Establish how many lines in the material include the string "Index" and report it as a lone number.

* Begin Records for processing *

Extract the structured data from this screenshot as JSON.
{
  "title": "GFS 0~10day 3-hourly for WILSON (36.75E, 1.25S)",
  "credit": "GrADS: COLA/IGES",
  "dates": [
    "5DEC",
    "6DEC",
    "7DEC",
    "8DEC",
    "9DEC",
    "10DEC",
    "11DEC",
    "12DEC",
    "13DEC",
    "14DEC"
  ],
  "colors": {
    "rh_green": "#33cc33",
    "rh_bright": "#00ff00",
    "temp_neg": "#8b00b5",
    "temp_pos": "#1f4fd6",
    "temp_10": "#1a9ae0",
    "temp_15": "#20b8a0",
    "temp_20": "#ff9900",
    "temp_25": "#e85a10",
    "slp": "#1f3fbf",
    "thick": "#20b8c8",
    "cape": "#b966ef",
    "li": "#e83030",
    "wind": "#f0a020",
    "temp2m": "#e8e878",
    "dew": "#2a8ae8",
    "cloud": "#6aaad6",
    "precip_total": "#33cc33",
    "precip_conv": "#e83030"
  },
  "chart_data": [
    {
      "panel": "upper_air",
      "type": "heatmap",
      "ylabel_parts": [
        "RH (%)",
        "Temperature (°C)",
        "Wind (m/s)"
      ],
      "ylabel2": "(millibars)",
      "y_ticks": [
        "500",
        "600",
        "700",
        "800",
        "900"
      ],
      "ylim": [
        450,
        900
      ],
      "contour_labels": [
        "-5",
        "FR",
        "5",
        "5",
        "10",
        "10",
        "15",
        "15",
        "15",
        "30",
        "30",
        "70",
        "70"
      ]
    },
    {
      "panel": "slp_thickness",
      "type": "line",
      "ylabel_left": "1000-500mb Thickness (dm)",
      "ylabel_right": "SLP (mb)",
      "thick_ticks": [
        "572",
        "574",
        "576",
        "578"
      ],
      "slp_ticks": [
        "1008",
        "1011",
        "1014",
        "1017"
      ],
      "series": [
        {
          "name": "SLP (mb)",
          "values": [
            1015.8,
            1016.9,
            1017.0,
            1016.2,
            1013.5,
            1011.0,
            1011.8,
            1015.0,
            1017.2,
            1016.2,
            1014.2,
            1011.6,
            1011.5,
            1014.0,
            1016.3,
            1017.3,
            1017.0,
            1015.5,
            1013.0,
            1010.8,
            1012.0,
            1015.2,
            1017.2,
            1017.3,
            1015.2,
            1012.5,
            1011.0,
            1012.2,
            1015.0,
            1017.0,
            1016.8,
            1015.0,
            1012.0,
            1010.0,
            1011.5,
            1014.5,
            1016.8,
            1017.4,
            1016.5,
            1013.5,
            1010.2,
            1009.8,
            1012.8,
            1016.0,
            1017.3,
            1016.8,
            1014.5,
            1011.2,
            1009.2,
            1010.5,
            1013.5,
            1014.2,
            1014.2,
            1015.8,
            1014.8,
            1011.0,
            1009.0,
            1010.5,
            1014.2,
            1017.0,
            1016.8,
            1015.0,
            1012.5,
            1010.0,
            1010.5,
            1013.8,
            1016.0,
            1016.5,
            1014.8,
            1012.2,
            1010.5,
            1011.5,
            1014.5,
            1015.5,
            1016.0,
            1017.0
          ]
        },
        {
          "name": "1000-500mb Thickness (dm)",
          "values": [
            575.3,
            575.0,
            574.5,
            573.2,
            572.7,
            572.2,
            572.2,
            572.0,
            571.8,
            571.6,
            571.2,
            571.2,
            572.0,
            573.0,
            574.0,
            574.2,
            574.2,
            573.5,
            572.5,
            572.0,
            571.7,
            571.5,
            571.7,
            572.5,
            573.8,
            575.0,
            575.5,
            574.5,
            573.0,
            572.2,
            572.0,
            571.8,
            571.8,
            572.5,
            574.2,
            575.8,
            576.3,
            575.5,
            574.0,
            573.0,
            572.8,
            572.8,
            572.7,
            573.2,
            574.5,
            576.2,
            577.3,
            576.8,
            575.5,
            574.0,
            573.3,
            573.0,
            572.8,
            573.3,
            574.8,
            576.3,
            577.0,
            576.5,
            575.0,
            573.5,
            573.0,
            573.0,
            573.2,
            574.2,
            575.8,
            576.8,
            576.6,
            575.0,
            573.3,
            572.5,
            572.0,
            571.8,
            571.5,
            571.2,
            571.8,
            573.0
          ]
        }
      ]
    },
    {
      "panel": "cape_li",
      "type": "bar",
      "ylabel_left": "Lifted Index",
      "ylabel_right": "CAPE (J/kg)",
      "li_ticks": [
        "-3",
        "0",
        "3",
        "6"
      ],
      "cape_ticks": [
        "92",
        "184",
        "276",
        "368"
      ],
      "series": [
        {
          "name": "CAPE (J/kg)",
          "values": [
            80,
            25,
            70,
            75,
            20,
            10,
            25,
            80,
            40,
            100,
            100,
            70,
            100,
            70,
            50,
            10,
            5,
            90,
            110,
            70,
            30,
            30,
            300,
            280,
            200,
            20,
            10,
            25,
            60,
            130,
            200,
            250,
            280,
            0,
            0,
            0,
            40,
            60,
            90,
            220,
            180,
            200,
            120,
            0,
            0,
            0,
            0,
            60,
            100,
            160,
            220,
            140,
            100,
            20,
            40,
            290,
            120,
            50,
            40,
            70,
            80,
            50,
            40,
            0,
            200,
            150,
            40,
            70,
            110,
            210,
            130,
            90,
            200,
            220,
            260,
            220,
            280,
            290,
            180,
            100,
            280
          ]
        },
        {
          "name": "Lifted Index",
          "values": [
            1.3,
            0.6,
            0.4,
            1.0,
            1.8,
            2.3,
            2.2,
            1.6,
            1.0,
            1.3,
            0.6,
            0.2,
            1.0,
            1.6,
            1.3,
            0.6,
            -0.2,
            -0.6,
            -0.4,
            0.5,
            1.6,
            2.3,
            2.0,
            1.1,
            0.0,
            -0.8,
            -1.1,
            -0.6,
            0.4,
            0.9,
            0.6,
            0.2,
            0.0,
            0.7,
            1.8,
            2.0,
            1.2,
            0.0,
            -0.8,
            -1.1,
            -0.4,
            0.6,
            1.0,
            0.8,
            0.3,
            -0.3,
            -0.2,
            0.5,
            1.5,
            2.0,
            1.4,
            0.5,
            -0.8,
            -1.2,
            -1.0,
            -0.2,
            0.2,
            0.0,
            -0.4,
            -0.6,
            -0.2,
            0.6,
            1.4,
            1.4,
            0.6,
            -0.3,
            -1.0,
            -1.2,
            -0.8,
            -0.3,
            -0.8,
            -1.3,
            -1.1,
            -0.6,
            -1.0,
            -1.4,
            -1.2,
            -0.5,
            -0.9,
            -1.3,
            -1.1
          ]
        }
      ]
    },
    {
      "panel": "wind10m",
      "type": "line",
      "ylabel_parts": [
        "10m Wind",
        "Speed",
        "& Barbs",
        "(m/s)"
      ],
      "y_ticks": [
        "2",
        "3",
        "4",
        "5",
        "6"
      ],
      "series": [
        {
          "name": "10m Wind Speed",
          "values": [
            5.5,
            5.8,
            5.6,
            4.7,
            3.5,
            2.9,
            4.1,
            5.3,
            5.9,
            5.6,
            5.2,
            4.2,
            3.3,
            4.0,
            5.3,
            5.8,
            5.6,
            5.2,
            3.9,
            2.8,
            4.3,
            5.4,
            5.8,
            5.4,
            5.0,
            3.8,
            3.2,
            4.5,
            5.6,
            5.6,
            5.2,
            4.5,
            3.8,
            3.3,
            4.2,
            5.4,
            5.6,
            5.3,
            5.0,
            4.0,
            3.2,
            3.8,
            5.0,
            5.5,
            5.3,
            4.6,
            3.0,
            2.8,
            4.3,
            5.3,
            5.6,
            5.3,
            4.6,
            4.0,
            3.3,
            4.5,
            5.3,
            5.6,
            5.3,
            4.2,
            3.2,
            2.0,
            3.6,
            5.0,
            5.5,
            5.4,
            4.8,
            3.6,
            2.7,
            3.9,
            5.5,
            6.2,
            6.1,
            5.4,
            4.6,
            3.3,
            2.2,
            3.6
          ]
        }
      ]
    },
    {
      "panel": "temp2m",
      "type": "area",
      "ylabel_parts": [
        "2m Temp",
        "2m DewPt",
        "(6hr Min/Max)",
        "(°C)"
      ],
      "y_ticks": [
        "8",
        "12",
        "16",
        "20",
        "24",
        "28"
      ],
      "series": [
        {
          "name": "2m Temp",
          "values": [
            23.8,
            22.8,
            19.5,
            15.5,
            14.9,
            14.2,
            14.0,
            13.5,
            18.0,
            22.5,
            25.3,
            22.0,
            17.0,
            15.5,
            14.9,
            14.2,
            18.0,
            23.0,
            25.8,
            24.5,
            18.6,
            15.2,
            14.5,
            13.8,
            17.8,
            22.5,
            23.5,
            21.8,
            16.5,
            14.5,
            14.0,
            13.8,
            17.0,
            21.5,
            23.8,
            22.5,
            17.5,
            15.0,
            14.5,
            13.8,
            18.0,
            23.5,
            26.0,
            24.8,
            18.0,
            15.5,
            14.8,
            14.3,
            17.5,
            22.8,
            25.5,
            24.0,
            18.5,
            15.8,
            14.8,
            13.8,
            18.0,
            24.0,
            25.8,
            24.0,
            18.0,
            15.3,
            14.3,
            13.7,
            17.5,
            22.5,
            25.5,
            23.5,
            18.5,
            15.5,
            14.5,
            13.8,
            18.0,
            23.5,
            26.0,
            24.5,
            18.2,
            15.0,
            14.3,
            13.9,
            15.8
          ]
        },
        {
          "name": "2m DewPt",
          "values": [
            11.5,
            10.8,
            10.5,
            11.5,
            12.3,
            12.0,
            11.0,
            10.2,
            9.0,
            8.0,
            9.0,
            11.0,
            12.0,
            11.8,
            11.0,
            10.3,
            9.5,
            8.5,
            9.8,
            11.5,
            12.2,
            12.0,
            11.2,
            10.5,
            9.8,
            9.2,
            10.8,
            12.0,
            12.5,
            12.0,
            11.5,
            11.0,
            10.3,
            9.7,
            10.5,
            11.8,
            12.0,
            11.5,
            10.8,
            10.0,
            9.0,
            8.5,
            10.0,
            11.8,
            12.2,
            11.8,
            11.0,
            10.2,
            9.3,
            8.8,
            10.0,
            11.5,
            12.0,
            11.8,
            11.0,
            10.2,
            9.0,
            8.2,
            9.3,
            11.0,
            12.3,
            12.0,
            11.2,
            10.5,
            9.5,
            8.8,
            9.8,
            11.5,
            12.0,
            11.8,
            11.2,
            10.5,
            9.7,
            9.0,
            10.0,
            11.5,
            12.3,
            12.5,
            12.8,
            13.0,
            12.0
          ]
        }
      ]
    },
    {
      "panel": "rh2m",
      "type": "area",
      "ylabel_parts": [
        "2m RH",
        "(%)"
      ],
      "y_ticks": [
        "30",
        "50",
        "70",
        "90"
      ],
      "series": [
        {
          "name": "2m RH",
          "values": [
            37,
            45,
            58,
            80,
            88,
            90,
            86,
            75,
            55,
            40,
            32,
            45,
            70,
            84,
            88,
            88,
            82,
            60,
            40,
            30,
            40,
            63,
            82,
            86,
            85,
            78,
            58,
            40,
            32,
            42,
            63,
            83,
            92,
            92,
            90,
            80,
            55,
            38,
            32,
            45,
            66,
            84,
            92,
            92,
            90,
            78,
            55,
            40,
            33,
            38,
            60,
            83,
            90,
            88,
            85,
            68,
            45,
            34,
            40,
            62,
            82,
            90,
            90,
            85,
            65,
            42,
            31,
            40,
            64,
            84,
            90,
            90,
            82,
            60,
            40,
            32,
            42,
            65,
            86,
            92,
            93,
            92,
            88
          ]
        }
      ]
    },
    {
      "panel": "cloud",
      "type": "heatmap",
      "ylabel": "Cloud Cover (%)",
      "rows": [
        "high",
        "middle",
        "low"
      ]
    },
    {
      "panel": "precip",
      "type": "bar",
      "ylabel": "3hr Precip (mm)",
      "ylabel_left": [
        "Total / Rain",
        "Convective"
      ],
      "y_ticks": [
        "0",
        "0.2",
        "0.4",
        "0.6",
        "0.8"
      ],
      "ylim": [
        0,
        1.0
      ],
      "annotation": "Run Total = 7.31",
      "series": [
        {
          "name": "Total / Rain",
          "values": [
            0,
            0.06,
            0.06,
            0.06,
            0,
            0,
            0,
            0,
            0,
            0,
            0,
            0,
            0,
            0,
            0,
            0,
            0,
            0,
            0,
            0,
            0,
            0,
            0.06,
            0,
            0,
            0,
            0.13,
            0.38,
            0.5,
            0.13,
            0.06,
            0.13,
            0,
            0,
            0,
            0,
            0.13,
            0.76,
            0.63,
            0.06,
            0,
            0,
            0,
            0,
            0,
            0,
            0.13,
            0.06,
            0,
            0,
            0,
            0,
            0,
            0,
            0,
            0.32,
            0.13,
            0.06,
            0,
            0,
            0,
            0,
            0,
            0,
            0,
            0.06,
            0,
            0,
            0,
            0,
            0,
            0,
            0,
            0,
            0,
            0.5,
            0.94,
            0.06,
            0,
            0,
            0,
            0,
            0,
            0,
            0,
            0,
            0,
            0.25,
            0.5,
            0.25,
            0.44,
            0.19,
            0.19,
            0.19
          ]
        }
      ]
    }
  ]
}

* End Records for processing *

- Exercise output
2